Stated task:
Copy exactly, and only, the lines from the one with "Transcribe this image's" to the end of the listing; omit pictures.

%%

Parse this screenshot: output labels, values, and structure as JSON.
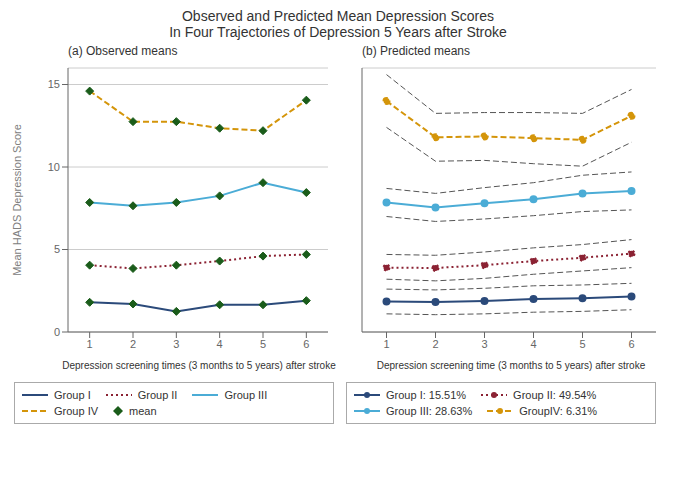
{
  "chart_data": [
    {
      "type": "line",
      "title": "Observed and Predicted Mean Depression Scores",
      "subtitle": "In Four Trajectories of Depression 5 Years after Stroke",
      "panel_title": "(a) Observed means",
      "x_label": "Depression screening times (3 months to 5 years) after stroke",
      "y_label": "Mean HADS Depression Score",
      "x": [
        1,
        2,
        3,
        4,
        5,
        6
      ],
      "xlim": [
        0.5,
        6.5
      ],
      "xticks": [
        1,
        2,
        3,
        4,
        5,
        6
      ],
      "ylim": [
        0,
        16
      ],
      "yticks": [
        0,
        5,
        10,
        15
      ],
      "grid": true,
      "mean_marker": {
        "name": "mean",
        "marker": "diamond",
        "color": "#1a5c1a"
      },
      "series": [
        {
          "name": "Group I",
          "color": "#2b4a7a",
          "line_style": "solid",
          "values": [
            1.8,
            1.7,
            1.25,
            1.65,
            1.65,
            1.9
          ]
        },
        {
          "name": "Group II",
          "color": "#8b2233",
          "line_style": "dotted",
          "values": [
            4.05,
            3.85,
            4.05,
            4.3,
            4.6,
            4.7
          ]
        },
        {
          "name": "Group III",
          "color": "#4bacd6",
          "line_style": "solid",
          "values": [
            7.85,
            7.65,
            7.85,
            8.25,
            9.05,
            8.45
          ]
        },
        {
          "name": "Group IV",
          "color": "#d4950a",
          "line_style": "dashed",
          "values": [
            14.6,
            12.75,
            12.75,
            12.35,
            12.2,
            14.05
          ]
        }
      ]
    },
    {
      "type": "line",
      "panel_title": "(b) Predicted means",
      "x_label": "Depression screening time (3 months to 5 years) after stroke",
      "x": [
        1,
        2,
        3,
        4,
        5,
        6
      ],
      "xlim": [
        0.5,
        6.5
      ],
      "xticks": [
        1,
        2,
        3,
        4,
        5,
        6
      ],
      "ylim": [
        0,
        16
      ],
      "yticks": [
        0,
        5,
        10,
        15
      ],
      "grid": true,
      "tick_labels": "x",
      "ci_style": {
        "color": "#555555",
        "line_style": "dashed"
      },
      "series": [
        {
          "name": "Group I: 15.51%",
          "color": "#2b4a7a",
          "line_style": "solid",
          "marker": "circle",
          "values": [
            1.85,
            1.82,
            1.88,
            2.0,
            2.05,
            2.15
          ],
          "ci_low": [
            1.1,
            1.05,
            1.1,
            1.2,
            1.25,
            1.35
          ],
          "ci_high": [
            2.6,
            2.55,
            2.65,
            2.8,
            2.85,
            2.95
          ]
        },
        {
          "name": "Group II: 49.54%",
          "color": "#8b2233",
          "line_style": "dotted",
          "marker": "circle",
          "values": [
            3.9,
            3.88,
            4.05,
            4.3,
            4.5,
            4.75
          ],
          "ci_low": [
            3.2,
            3.1,
            3.25,
            3.5,
            3.7,
            3.9
          ],
          "ci_high": [
            4.7,
            4.65,
            4.85,
            5.1,
            5.3,
            5.6
          ]
        },
        {
          "name": "Group III: 28.63%",
          "color": "#4bacd6",
          "line_style": "solid",
          "marker": "circle",
          "values": [
            7.85,
            7.55,
            7.8,
            8.05,
            8.4,
            8.55
          ],
          "ci_low": [
            7.0,
            6.7,
            6.85,
            7.05,
            7.3,
            7.4
          ],
          "ci_high": [
            8.7,
            8.4,
            8.75,
            9.05,
            9.5,
            9.7
          ]
        },
        {
          "name": "GroupIV: 6.31%",
          "color": "#d4950a",
          "line_style": "dashed",
          "marker": "circle",
          "values": [
            14.0,
            11.8,
            11.85,
            11.75,
            11.65,
            13.1
          ],
          "ci_low": [
            12.4,
            10.35,
            10.4,
            10.2,
            10.05,
            11.5
          ],
          "ci_high": [
            15.6,
            13.25,
            13.3,
            13.3,
            13.25,
            14.7
          ]
        }
      ]
    }
  ]
}
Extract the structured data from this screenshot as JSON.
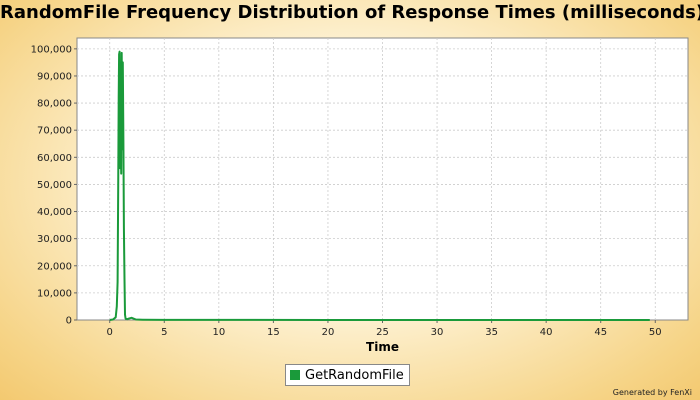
{
  "chart_data": {
    "type": "line",
    "title": "RandomFile Frequency Distribution of Response Times (milliseconds)",
    "xlabel": "Time",
    "ylabel": "RandomFile Frequency Distribution of Response Times (milliseconds)",
    "xlim": [
      -3,
      53
    ],
    "ylim": [
      0,
      104000
    ],
    "x_ticks": [
      0,
      5,
      10,
      15,
      20,
      25,
      30,
      35,
      40,
      45,
      50
    ],
    "y_ticks": [
      0,
      10000,
      20000,
      30000,
      40000,
      50000,
      60000,
      70000,
      80000,
      90000,
      100000
    ],
    "y_tick_labels": [
      "0",
      "10,000",
      "20,000",
      "30,000",
      "40,000",
      "50,000",
      "60,000",
      "70,000",
      "80,000",
      "90,000",
      "100,000"
    ],
    "grid": true,
    "legend_position": "bottom-center",
    "series": [
      {
        "name": "GetRandomFile",
        "color": "#1a9a3a",
        "x": [
          0.0,
          0.3,
          0.55,
          0.65,
          0.72,
          0.78,
          0.82,
          0.86,
          0.9,
          0.95,
          1.0,
          1.05,
          1.1,
          1.15,
          1.2,
          1.25,
          1.3,
          1.35,
          1.4,
          1.45,
          1.5,
          1.6,
          1.75,
          2.0,
          2.4,
          3.0,
          5.0,
          10.0,
          20.0,
          30.0,
          40.0,
          49.5
        ],
        "y": [
          0,
          200,
          1000,
          5000,
          14000,
          49000,
          82000,
          98000,
          99000,
          56000,
          95000,
          54000,
          98500,
          63000,
          95000,
          66000,
          34000,
          15000,
          2000,
          500,
          400,
          300,
          500,
          800,
          200,
          100,
          50,
          20,
          10,
          10,
          10,
          10
        ]
      }
    ]
  },
  "legend": {
    "label": "GetRandomFile",
    "swatch_color": "#1a9a3a"
  },
  "footer": {
    "generated_by": "Generated by FenXi"
  }
}
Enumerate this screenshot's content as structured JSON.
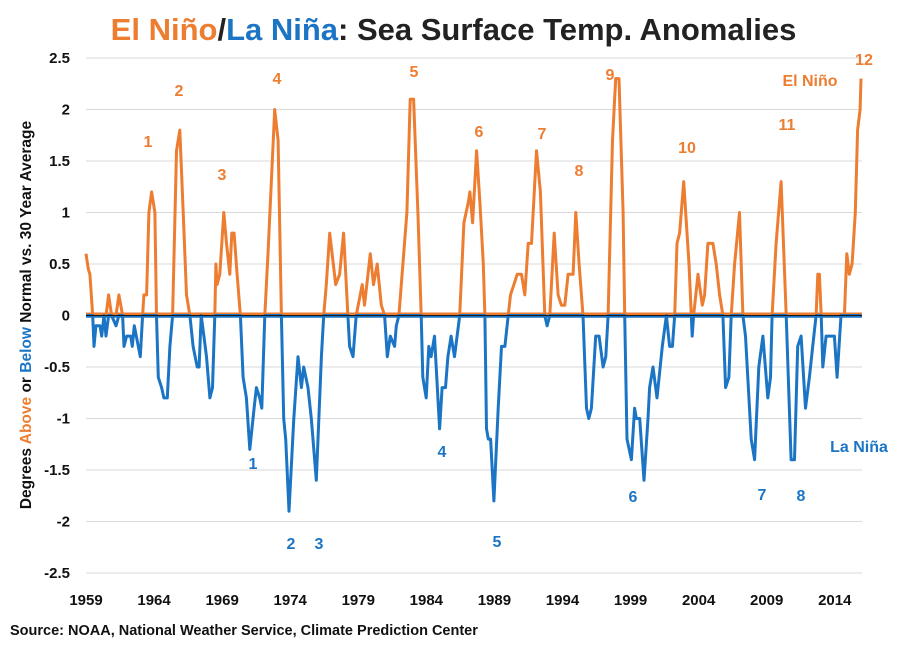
{
  "title": {
    "part1": "El Niño",
    "slash": "/",
    "part2": "La Niña",
    "rest": ": Sea Surface Temp. Anomalies"
  },
  "source": "Source: NOAA, National Weather Service, Climate Prediction Center",
  "colors": {
    "el_nino": "#ED7D31",
    "la_nina": "#1B75C4",
    "text": "#111111",
    "grid": "#D9D9D9"
  },
  "chart_data": {
    "type": "line",
    "title": "El Niño/La Niña: Sea Surface Temp. Anomalies",
    "ylabel": {
      "pre": "Degrees ",
      "above": "Above",
      "or": " or ",
      "below": "Below",
      "post": " Normal vs. 30 Year Average"
    },
    "xlim": [
      1959,
      2016
    ],
    "ylim": [
      -2.5,
      2.5
    ],
    "grid": true,
    "x_ticks": [
      "1959",
      "1964",
      "1969",
      "1974",
      "1979",
      "1984",
      "1989",
      "1994",
      "1999",
      "2004",
      "2009",
      "2014"
    ],
    "y_ticks": [
      "2.5",
      "2",
      "1.5",
      "1",
      "0.5",
      "0",
      "-0.5",
      "-1",
      "-1.5",
      "-2",
      "-2.5"
    ],
    "series": [
      {
        "name": "El Niño",
        "rule": "values above 0",
        "color": "#ED7D31"
      },
      {
        "name": "La Niña",
        "rule": "values below 0",
        "color": "#1B75C4"
      }
    ],
    "anomaly": {
      "x": [
        1959.0,
        1959.17,
        1959.29,
        1959.49,
        1959.59,
        1959.73,
        1960.03,
        1960.15,
        1960.32,
        1960.47,
        1960.66,
        1960.88,
        1961.2,
        1961.42,
        1961.69,
        1961.79,
        1961.98,
        1962.28,
        1962.4,
        1962.55,
        1962.84,
        1962.99,
        1963.16,
        1963.25,
        1963.45,
        1963.62,
        1963.82,
        1964.06,
        1964.18,
        1964.31,
        1964.55,
        1964.72,
        1964.97,
        1965.16,
        1965.36,
        1965.65,
        1965.89,
        1966.14,
        1966.38,
        1966.63,
        1966.87,
        1967.17,
        1967.31,
        1967.46,
        1967.66,
        1967.85,
        1968.1,
        1968.29,
        1968.46,
        1968.54,
        1968.63,
        1968.83,
        1969.12,
        1969.32,
        1969.56,
        1969.71,
        1969.88,
        1970.1,
        1970.34,
        1970.54,
        1970.78,
        1971.03,
        1971.35,
        1971.52,
        1971.76,
        1971.91,
        1972.13,
        1972.37,
        1972.86,
        1973.11,
        1973.35,
        1973.52,
        1973.67,
        1973.91,
        1974.26,
        1974.57,
        1974.82,
        1974.99,
        1975.31,
        1975.55,
        1975.92,
        1976.29,
        1976.46,
        1976.65,
        1976.9,
        1977.34,
        1977.63,
        1977.92,
        1978.24,
        1978.36,
        1978.61,
        1978.85,
        1979.29,
        1979.46,
        1979.88,
        1980.12,
        1980.39,
        1980.69,
        1980.93,
        1981.13,
        1981.35,
        1981.67,
        1981.79,
        1981.98,
        1982.28,
        1982.57,
        1982.81,
        1983.06,
        1983.38,
        1983.62,
        1983.74,
        1983.99,
        1984.18,
        1984.35,
        1984.6,
        1984.97,
        1985.16,
        1985.41,
        1985.58,
        1985.82,
        1986.07,
        1986.45,
        1986.76,
        1987.08,
        1987.2,
        1987.4,
        1987.69,
        1987.93,
        1988.18,
        1988.3,
        1988.42,
        1988.55,
        1988.72,
        1988.96,
        1989.28,
        1989.52,
        1989.77,
        1990.01,
        1990.18,
        1990.43,
        1990.67,
        1990.99,
        1991.23,
        1991.48,
        1991.72,
        1992.09,
        1992.38,
        1992.7,
        1992.87,
        1993.07,
        1993.39,
        1993.68,
        1993.92,
        1994.17,
        1994.41,
        1994.78,
        1994.98,
        1995.22,
        1995.51,
        1995.76,
        1995.93,
        1996.12,
        1996.44,
        1996.69,
        1996.98,
        1997.18,
        1997.35,
        1997.67,
        1997.91,
        1998.15,
        1998.45,
        1998.57,
        1998.74,
        1999.06,
        1999.3,
        1999.43,
        1999.67,
        1999.99,
        2000.28,
        2000.4,
        2000.65,
        2000.94,
        2001.33,
        2001.63,
        2001.87,
        2002.07,
        2002.24,
        2002.41,
        2002.6,
        2002.9,
        2003.29,
        2003.46,
        2003.53,
        2003.63,
        2003.95,
        2004.27,
        2004.44,
        2004.68,
        2005.05,
        2005.29,
        2005.54,
        2005.78,
        2005.98,
        2006.22,
        2006.39,
        2006.64,
        2007.0,
        2007.25,
        2007.44,
        2007.86,
        2008.11,
        2008.42,
        2008.72,
        2009.08,
        2009.28,
        2009.4,
        2009.69,
        2010.06,
        2010.43,
        2010.79,
        2011.04,
        2011.28,
        2011.53,
        2011.85,
        2012.14,
        2012.38,
        2012.63,
        2012.75,
        2012.87,
        2013.0,
        2013.12,
        2013.36,
        2013.97,
        2014.17,
        2014.46,
        2014.71,
        2014.88,
        2015.07,
        2015.27,
        2015.51,
        2015.68,
        2015.86,
        2015.93
      ],
      "y": [
        0.6,
        0.45,
        0.4,
        0,
        -0.3,
        -0.1,
        -0.1,
        -0.2,
        0,
        -0.2,
        0.2,
        0,
        -0.1,
        0.2,
        0,
        -0.3,
        -0.2,
        -0.2,
        -0.3,
        -0.1,
        -0.3,
        -0.4,
        0,
        0.2,
        0.2,
        1.0,
        1.2,
        1.0,
        0,
        -0.6,
        -0.7,
        -0.8,
        -0.8,
        -0.3,
        0,
        1.6,
        1.8,
        1.0,
        0.2,
        0,
        -0.3,
        -0.5,
        -0.5,
        0,
        -0.2,
        -0.4,
        -0.8,
        -0.7,
        0,
        0.5,
        0.3,
        0.4,
        1.0,
        0.7,
        0.4,
        0.8,
        0.8,
        0.4,
        0,
        -0.6,
        -0.8,
        -1.3,
        -0.9,
        -0.7,
        -0.8,
        -0.9,
        0,
        0.6,
        2.0,
        1.7,
        0,
        -1.0,
        -1.2,
        -1.9,
        -1.0,
        -0.4,
        -0.7,
        -0.5,
        -0.7,
        -1.0,
        -1.6,
        -0.4,
        0,
        0.3,
        0.8,
        0.3,
        0.4,
        0.8,
        0,
        -0.3,
        -0.4,
        0,
        0.3,
        0.1,
        0.6,
        0.3,
        0.5,
        0.1,
        0,
        -0.4,
        -0.2,
        -0.3,
        -0.1,
        0,
        0.5,
        1.0,
        2.1,
        2.1,
        1.0,
        0,
        -0.6,
        -0.8,
        -0.3,
        -0.4,
        -0.2,
        -1.1,
        -0.7,
        -0.7,
        -0.4,
        -0.2,
        -0.4,
        0,
        0.9,
        1.1,
        1.2,
        0.9,
        1.6,
        1.1,
        0.5,
        0,
        -1.1,
        -1.2,
        -1.2,
        -1.8,
        -0.9,
        -0.3,
        -0.3,
        0,
        0.2,
        0.3,
        0.4,
        0.4,
        0.2,
        0.7,
        0.7,
        1.6,
        1.2,
        0,
        -0.1,
        0,
        0.8,
        0.2,
        0.1,
        0.1,
        0.4,
        0.4,
        1.0,
        0.5,
        0,
        -0.9,
        -1.0,
        -0.9,
        -0.2,
        -0.2,
        -0.5,
        -0.4,
        0,
        1.7,
        2.3,
        2.3,
        1.0,
        0,
        -1.2,
        -1.4,
        -0.9,
        -1.0,
        -1.0,
        -1.6,
        -1.0,
        -0.7,
        -0.5,
        -0.8,
        -0.3,
        0,
        -0.3,
        -0.3,
        0,
        0.7,
        0.8,
        1.3,
        0.5,
        0,
        -0.2,
        0,
        0.4,
        0.1,
        0.2,
        0.7,
        0.7,
        0.5,
        0.2,
        0,
        -0.7,
        -0.6,
        0,
        0.5,
        1.0,
        0,
        -0.2,
        -1.2,
        -1.4,
        -0.5,
        -0.2,
        -0.8,
        -0.6,
        0,
        0.7,
        1.3,
        0,
        -1.4,
        -1.4,
        -0.3,
        -0.2,
        -0.9,
        -0.6,
        -0.3,
        0,
        0.4,
        0.4,
        0,
        -0.5,
        -0.2,
        -0.2,
        -0.6,
        0,
        0,
        0.6,
        0.4,
        0.5,
        1.0,
        1.8,
        2.0,
        2.3
      ]
    },
    "annotations": {
      "el_nino_label": "El Niño",
      "la_nina_label": "La Niña",
      "el_nino_events": [
        "1",
        "2",
        "3",
        "4",
        "5",
        "6",
        "7",
        "8",
        "9",
        "10",
        "11",
        "12"
      ],
      "la_nina_events": [
        "1",
        "2",
        "3",
        "4",
        "5",
        "6",
        "7",
        "8"
      ]
    }
  }
}
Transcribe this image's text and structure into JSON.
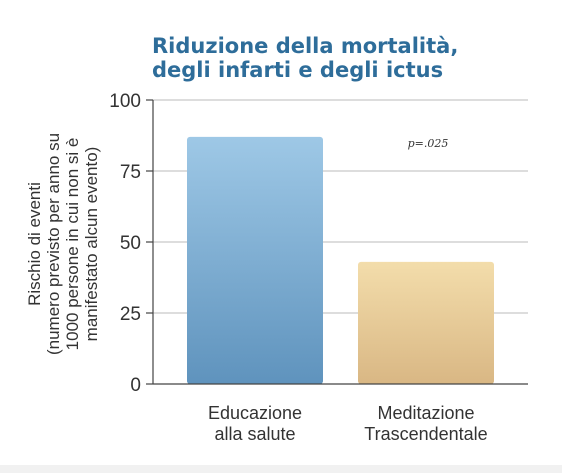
{
  "chart_data": {
    "type": "bar",
    "title_lines": [
      "Riduzione della mortalità,",
      "degli infarti e degli ictus"
    ],
    "ylabel_lines": [
      "Rischio di eventi",
      "(numero previsto per anno su",
      "1000 persone in cui non si è",
      "manifestato alcun evento)"
    ],
    "xlabel": "",
    "categories": [
      [
        "Educazione",
        "alla salute"
      ],
      [
        "Meditazione",
        "Trascendentale"
      ]
    ],
    "values": [
      87,
      43
    ],
    "ylim": [
      0,
      100
    ],
    "yticks": [
      0,
      25,
      50,
      75,
      100
    ],
    "grid": true,
    "annotation": "p=.025",
    "colors": {
      "title": "#2e6d9a",
      "bar_1_top": "#9ec8e6",
      "bar_1_bottom": "#5f93bd",
      "bar_2_top": "#f3ddab",
      "bar_2_bottom": "#d9b784",
      "grid": "#bbbbbb",
      "axis": "#444444"
    }
  }
}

%%

Result below:
Transcribe this image's text and structure into JSON.
{
  "chart_data": {
    "type": "bar",
    "title_lines": [
      "Riduzione della mortalità,",
      "degli infarti e degli ictus"
    ],
    "ylabel_lines": [
      "Rischio di eventi",
      "(numero previsto per anno su",
      "1000 persone in cui non si è",
      "manifestato alcun evento)"
    ],
    "xlabel": "",
    "categories": [
      [
        "Educazione",
        "alla salute"
      ],
      [
        "Meditazione",
        "Trascendentale"
      ]
    ],
    "values": [
      87,
      43
    ],
    "ylim": [
      0,
      100
    ],
    "yticks": [
      0,
      25,
      50,
      75,
      100
    ],
    "grid": true,
    "annotation": "p=.025",
    "colors": {
      "title": "#2e6d9a",
      "bar_1_top": "#9ec8e6",
      "bar_1_bottom": "#5f93bd",
      "bar_2_top": "#f3ddab",
      "bar_2_bottom": "#d9b784",
      "grid": "#bbbbbb",
      "axis": "#444444"
    }
  }
}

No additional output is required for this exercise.